(Source data)
----

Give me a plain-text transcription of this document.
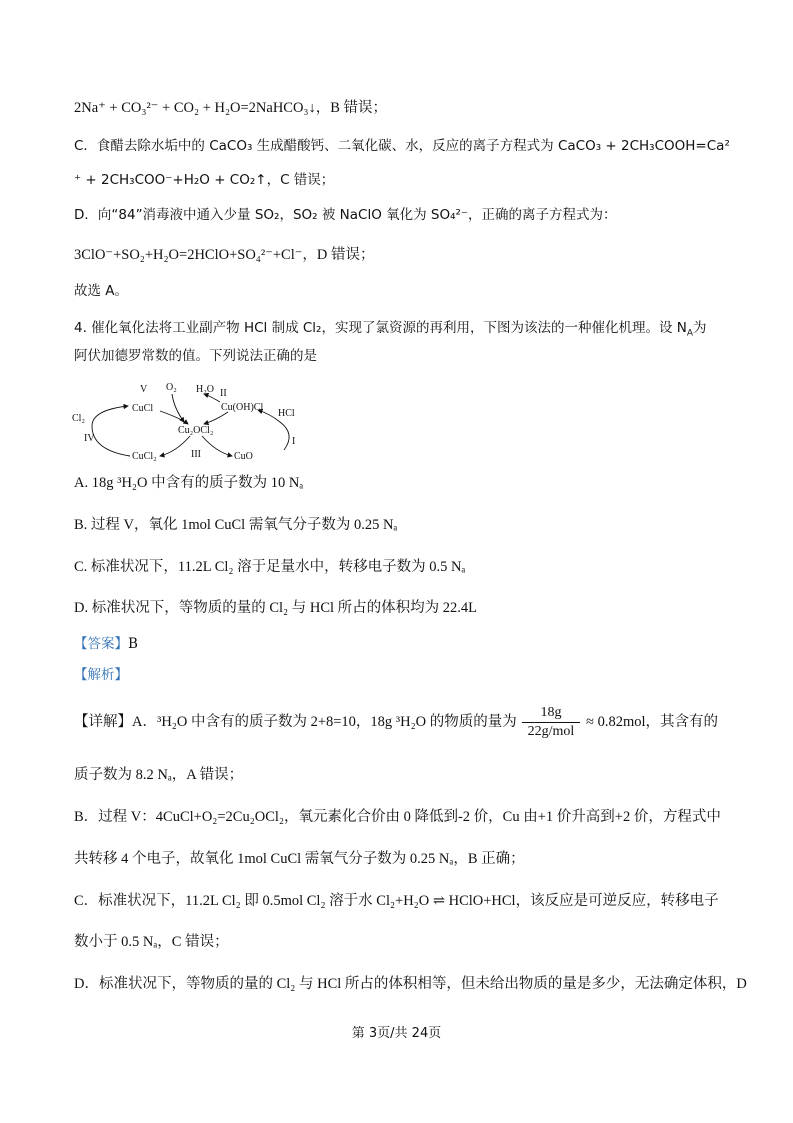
2Na⁺ + CO₃²⁻ + CO₂ + H₂O=2NaHCO₃↓，B 错误；
C．食醋去除水垢中的 CaCO₃ 生成醋酸钙、二氧化碳、水，反应的离子方程式为 CaCO₃ + 2CH₃COOH=Ca²
⁺ + 2CH₃COO⁻+H₂O + CO₂↑，C 错误；
D．向“84”消毒液中通入少量 SO₂，SO₂ 被 NaClO 氧化为 SO₄²⁻，正确的离子方程式为：
3ClO⁻+SO₂+H₂O=2HClO+SO₄²⁻+Cl⁻，D 错误；
故选 A。
4. 催化氧化法将工业副产物 HCl 制成 Cl₂，实现了氯资源的再利用，下图为该法的一种催化机理。设 $N_A$为
阿伏加德罗常数的值。下列说法正确的是
Cl₂
V O₂ H₂O II
CuCl	Cu(OH)Cl
HCl
Cu₂OCl₂
IV	I
III
CuCl₂	CuO
A. 18g ³H₂O 中含有的质子数为 10 Nₐ
B. 过程 V，氧化 1mol CuCl 需氧气分子数为 0.25 Nₐ
C. 标准状况下，11.2L Cl₂ 溶于足量水中，转移电子数为 0.5 Nₐ
D. 标准状况下，等物质的量的 Cl₂ 与 HCl 所占的体积均为 22.4L
【答案】B
【解析】
【详解】A．³H₂O 中含有的质子数为 2+8=10，18g ³H₂O 的物质的量为
18g
22g/mol
≈ 0.82mol，其含有的
质子数为 8.2 Nₐ，A 错误；
B．过程 V：4CuCl+O₂=2Cu₂OCl₂，氧元素化合价由 0 降低到-2 价，Cu 由+1 价升高到+2 价，方程式中
共转移 4 个电子，故氧化 1mol CuCl 需氧气分子数为 0.25 Nₐ，B 正确；
C．标准状况下，11.2L Cl₂ 即 0.5mol Cl₂ 溶于水 Cl₂+H₂O ⇌ HClO+HCl，该反应是可逆反应，转移电子
数小于 0.5 Nₐ，C 错误；
D．标准状况下，等物质的量的 Cl₂ 与 HCl 所占的体积相等，但未给出物质的量是多少，无法确定体积，D
第 3页/共 24页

----

• _Prompt_
Find the lines of the material that hold the word "³H₂O" and report their count alone.

• _Result of the task_
2